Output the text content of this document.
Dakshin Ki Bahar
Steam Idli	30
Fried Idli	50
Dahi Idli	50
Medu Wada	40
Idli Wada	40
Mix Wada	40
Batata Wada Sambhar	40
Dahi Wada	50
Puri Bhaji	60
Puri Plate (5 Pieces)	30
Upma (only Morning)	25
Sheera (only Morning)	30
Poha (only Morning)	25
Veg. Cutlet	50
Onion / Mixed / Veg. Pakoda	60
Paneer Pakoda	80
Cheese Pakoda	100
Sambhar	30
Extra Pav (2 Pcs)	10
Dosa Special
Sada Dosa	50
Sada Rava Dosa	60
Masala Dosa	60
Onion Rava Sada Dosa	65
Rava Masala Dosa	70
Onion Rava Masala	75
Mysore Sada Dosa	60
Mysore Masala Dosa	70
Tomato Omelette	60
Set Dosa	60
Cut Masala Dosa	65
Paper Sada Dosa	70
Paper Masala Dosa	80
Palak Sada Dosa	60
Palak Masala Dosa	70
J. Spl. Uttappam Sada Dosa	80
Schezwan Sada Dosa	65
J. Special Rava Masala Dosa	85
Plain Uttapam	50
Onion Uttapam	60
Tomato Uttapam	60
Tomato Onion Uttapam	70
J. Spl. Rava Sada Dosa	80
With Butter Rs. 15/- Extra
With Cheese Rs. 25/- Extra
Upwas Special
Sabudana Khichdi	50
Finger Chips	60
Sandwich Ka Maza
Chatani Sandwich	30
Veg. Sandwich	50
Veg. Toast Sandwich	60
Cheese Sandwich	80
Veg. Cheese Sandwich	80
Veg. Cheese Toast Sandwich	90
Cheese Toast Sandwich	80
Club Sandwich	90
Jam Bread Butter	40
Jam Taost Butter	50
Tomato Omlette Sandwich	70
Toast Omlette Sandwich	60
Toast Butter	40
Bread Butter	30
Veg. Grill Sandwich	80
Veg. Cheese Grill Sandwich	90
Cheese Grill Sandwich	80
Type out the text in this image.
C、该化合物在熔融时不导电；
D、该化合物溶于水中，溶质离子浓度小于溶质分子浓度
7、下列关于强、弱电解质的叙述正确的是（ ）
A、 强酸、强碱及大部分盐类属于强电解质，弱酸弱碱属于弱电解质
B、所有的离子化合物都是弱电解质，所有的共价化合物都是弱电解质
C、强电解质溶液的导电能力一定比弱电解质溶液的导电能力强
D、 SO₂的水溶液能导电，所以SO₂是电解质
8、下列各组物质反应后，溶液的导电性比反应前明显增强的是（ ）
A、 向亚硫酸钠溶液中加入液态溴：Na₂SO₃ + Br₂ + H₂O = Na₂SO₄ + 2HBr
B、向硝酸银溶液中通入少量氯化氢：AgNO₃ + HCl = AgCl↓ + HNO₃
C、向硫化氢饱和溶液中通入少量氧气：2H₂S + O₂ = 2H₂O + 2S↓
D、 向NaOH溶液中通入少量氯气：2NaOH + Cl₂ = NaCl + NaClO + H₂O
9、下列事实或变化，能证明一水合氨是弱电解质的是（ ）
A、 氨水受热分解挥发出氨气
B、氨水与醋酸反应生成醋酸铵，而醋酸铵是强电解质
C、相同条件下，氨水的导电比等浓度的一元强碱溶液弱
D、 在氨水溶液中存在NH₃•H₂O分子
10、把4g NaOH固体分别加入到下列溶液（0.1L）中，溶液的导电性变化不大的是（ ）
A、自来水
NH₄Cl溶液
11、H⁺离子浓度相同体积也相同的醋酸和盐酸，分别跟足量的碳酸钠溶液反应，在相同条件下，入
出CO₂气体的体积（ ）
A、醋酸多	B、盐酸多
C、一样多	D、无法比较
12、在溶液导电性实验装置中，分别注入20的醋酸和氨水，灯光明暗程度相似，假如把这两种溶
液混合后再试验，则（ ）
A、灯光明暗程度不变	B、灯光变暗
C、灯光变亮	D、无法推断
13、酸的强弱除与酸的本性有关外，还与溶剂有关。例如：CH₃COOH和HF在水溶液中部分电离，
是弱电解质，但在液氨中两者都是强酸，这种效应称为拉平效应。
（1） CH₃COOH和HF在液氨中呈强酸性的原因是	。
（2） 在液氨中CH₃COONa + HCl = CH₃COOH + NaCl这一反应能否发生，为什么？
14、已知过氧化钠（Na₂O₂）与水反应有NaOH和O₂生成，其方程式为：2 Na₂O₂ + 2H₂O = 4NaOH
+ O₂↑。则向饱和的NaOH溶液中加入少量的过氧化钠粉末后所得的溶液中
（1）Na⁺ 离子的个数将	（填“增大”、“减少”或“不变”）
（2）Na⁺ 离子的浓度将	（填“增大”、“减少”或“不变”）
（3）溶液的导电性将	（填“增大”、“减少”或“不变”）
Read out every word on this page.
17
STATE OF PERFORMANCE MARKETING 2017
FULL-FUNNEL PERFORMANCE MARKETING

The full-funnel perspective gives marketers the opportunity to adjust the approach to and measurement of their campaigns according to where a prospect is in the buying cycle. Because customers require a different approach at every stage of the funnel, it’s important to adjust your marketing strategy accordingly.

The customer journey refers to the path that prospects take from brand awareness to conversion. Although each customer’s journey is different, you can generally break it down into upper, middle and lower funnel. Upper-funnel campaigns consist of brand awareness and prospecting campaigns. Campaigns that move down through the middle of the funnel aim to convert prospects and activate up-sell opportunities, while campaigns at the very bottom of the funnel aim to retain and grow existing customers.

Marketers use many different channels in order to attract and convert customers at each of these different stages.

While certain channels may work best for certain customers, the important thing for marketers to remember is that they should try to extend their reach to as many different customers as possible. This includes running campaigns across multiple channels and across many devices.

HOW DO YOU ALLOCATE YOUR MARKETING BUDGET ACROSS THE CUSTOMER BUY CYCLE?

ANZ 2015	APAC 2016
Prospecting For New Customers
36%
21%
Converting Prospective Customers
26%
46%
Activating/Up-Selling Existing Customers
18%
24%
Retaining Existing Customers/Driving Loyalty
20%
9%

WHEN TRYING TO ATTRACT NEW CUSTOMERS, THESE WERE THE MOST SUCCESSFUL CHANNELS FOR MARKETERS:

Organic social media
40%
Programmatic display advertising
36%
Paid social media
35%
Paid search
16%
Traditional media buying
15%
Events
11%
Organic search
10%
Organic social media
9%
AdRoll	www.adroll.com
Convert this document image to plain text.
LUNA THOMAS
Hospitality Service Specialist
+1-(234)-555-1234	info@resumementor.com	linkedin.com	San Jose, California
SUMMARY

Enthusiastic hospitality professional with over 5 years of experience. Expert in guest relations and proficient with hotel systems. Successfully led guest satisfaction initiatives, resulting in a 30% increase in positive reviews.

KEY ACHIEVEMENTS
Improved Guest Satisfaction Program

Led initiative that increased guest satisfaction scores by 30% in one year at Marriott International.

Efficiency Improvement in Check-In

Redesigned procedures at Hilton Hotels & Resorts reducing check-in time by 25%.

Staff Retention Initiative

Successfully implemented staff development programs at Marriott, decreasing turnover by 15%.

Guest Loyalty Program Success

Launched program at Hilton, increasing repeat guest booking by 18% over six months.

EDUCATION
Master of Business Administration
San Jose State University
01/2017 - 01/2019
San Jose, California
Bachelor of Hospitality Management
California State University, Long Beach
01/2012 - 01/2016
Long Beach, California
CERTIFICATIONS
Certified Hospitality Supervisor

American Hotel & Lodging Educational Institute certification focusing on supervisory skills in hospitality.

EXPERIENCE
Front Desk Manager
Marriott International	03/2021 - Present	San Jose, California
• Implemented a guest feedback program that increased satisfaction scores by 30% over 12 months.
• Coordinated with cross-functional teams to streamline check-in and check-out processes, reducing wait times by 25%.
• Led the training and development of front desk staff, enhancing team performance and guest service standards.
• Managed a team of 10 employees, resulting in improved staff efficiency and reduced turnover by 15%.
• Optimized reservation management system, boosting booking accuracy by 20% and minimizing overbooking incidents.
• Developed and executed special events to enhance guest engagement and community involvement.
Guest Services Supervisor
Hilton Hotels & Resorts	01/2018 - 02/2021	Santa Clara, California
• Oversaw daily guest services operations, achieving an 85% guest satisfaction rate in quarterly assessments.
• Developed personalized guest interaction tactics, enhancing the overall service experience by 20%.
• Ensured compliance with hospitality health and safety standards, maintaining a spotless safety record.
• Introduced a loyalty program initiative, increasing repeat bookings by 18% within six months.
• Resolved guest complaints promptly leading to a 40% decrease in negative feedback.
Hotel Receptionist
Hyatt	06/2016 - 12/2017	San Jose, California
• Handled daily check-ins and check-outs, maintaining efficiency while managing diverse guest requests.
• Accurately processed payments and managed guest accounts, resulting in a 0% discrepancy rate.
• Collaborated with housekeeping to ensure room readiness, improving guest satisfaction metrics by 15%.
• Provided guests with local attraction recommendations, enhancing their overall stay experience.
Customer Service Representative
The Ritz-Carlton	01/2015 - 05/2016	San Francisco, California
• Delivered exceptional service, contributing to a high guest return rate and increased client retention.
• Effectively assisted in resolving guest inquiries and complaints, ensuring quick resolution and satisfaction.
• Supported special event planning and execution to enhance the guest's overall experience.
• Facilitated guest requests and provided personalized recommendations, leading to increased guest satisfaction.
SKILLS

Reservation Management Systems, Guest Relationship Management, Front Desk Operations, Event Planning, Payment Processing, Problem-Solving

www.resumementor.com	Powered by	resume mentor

◇ ◇ ◇

→ **WHAT NEEDS TO BE DONE**: Gather all lines from the records above in which "Mysore" appears.

→ **EXERCISE ANSWER**:
Mysore Sada Dosa	60
Mysore Masala Dosa	70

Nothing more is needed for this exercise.